AIM OF THE EXERCISE. Scan the data below for the string "рынках". Show every line where it turns up.
┌──
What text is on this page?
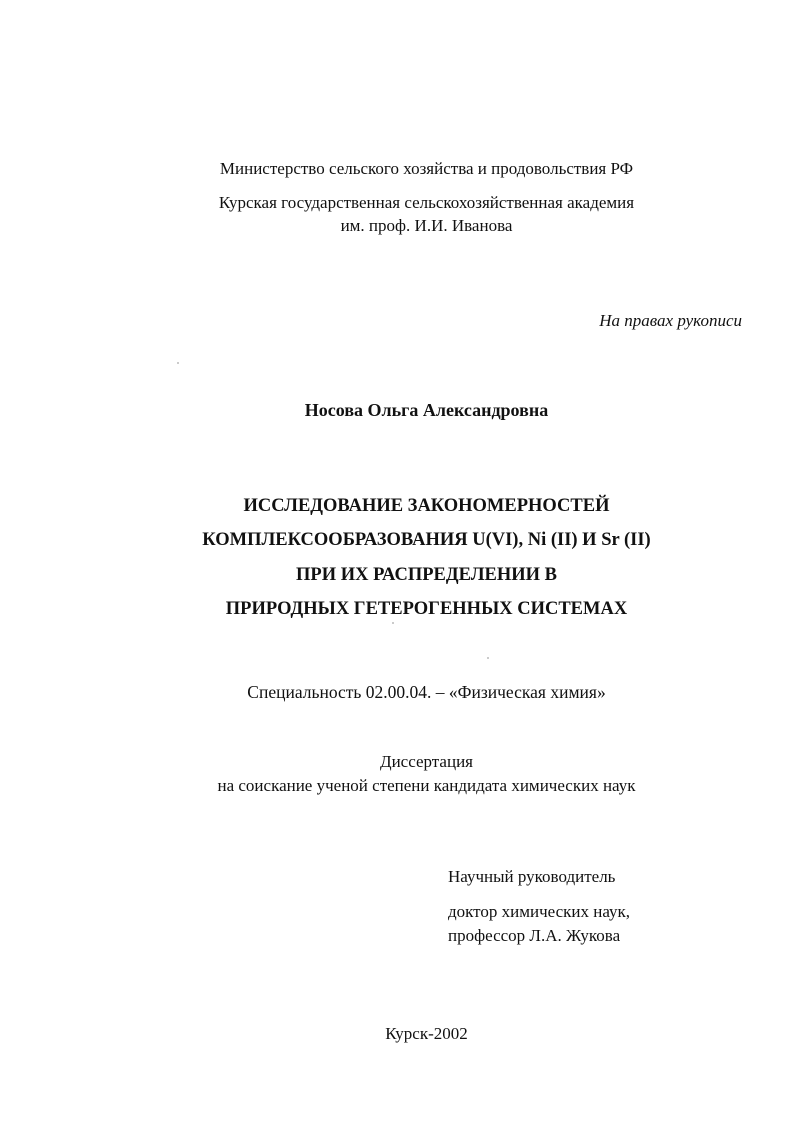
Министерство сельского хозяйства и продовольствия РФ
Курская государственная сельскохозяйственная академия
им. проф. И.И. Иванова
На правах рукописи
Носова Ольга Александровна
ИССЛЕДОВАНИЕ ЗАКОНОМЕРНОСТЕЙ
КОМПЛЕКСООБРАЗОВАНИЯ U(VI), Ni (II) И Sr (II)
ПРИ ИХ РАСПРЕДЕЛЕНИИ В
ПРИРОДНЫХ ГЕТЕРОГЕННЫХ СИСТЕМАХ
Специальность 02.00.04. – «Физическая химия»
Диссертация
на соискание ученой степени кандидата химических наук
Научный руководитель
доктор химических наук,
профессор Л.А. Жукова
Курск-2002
└──
┌──
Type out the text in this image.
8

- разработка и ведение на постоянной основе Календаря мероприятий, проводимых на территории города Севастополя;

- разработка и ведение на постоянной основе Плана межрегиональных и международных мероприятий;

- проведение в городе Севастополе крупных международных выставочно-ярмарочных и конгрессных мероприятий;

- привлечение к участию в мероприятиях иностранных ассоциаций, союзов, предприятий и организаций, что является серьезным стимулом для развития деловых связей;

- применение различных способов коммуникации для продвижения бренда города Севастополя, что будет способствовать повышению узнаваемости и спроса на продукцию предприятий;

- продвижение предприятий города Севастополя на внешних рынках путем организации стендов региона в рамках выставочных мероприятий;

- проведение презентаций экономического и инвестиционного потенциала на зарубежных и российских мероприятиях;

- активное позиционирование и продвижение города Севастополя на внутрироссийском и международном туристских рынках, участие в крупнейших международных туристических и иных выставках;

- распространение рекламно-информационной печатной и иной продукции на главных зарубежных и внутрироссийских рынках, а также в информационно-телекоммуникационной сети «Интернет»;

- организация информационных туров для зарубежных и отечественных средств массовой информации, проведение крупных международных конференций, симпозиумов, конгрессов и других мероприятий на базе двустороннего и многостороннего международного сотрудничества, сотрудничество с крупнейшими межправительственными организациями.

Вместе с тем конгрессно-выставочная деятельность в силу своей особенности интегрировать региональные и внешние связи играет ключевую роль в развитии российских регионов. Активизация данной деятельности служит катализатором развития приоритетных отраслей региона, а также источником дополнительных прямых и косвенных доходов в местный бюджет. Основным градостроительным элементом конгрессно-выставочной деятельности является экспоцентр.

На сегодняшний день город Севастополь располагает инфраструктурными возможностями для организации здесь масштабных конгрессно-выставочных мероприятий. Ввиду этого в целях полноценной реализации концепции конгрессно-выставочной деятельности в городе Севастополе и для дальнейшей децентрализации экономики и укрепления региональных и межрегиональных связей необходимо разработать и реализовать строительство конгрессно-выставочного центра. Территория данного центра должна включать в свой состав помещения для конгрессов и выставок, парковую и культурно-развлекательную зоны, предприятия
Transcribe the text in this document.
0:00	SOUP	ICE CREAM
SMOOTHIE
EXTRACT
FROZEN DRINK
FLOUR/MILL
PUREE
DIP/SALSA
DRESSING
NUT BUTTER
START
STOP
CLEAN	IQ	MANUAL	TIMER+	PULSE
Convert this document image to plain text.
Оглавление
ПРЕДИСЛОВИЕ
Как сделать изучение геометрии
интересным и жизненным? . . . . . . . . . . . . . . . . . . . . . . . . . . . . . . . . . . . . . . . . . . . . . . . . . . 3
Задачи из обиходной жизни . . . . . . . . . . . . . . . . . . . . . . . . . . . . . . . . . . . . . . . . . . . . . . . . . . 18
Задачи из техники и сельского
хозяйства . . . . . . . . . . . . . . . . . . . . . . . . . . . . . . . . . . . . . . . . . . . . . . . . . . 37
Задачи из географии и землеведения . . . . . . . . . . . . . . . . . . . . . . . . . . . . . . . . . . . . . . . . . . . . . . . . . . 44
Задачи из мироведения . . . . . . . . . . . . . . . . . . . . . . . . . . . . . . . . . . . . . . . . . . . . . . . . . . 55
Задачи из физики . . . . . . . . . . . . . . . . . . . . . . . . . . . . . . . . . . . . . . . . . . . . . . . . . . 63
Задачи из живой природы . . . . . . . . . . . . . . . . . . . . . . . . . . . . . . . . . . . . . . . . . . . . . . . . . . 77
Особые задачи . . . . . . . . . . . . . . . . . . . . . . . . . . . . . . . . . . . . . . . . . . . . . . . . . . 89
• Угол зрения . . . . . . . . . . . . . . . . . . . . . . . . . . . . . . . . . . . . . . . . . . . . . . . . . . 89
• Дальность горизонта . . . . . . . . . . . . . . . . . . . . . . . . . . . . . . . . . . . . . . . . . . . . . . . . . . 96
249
└──
ANSWER FOR THE TASK.
- продвижение предприятий города Севастополя на внешних рынках путем организации стендов региона в рамках выставочных мероприятий;
- активное позиционирование и продвижение города Севастополя на внутрироссийском и международном туристских рынках, участие в крупнейших международных туристических и иных выставках;
- распространение рекламно-информационной печатной и иной продукции на главных зарубежных и внутрироссийских рынках, а также в информационно-телекоммуникационной сети «Интернет»;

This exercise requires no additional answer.